* TASK STATEMENT: Count each line below that has "title" anywhere in it. Answer with the total alone.

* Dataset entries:
>>>>>

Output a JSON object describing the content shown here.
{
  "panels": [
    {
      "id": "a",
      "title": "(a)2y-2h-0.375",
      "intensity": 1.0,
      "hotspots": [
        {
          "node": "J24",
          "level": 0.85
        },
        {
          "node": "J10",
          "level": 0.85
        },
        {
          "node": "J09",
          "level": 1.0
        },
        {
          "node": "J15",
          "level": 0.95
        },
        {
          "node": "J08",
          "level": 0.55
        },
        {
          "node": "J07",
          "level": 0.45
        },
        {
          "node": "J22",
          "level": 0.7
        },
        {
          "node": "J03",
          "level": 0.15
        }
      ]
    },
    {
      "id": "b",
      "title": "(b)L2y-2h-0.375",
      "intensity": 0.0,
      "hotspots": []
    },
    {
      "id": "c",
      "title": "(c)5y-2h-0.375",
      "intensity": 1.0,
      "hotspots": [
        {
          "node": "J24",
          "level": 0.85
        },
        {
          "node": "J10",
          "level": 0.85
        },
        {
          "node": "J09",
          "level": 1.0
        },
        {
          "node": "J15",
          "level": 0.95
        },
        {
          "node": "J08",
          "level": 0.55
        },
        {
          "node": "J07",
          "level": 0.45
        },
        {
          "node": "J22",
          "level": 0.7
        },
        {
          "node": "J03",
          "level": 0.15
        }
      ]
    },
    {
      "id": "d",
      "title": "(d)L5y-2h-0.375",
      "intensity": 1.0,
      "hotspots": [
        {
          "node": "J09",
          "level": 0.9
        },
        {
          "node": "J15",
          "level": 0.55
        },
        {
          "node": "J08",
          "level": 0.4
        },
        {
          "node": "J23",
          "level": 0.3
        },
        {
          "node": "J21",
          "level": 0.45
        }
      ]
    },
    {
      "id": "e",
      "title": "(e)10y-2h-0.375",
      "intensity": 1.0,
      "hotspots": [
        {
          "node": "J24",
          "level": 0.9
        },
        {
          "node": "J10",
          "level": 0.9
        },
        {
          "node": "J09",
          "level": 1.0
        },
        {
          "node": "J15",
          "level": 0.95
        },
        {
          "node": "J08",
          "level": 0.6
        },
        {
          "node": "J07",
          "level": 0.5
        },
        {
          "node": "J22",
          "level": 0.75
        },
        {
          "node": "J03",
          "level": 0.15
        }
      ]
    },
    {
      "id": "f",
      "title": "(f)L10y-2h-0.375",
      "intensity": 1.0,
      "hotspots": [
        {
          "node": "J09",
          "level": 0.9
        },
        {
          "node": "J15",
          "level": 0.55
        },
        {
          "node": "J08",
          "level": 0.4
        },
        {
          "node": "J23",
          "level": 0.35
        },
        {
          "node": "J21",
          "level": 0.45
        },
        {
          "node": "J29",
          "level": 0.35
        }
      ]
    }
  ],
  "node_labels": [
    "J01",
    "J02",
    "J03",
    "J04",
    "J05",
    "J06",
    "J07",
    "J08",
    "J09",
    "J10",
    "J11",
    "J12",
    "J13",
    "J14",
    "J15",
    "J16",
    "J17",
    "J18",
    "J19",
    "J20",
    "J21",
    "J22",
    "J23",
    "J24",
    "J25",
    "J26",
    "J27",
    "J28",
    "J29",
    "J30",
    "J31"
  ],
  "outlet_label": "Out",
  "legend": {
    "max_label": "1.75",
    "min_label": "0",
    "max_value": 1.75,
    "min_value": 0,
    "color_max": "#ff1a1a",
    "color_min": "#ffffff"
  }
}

<<<<<

* TASK RESPONSE: 6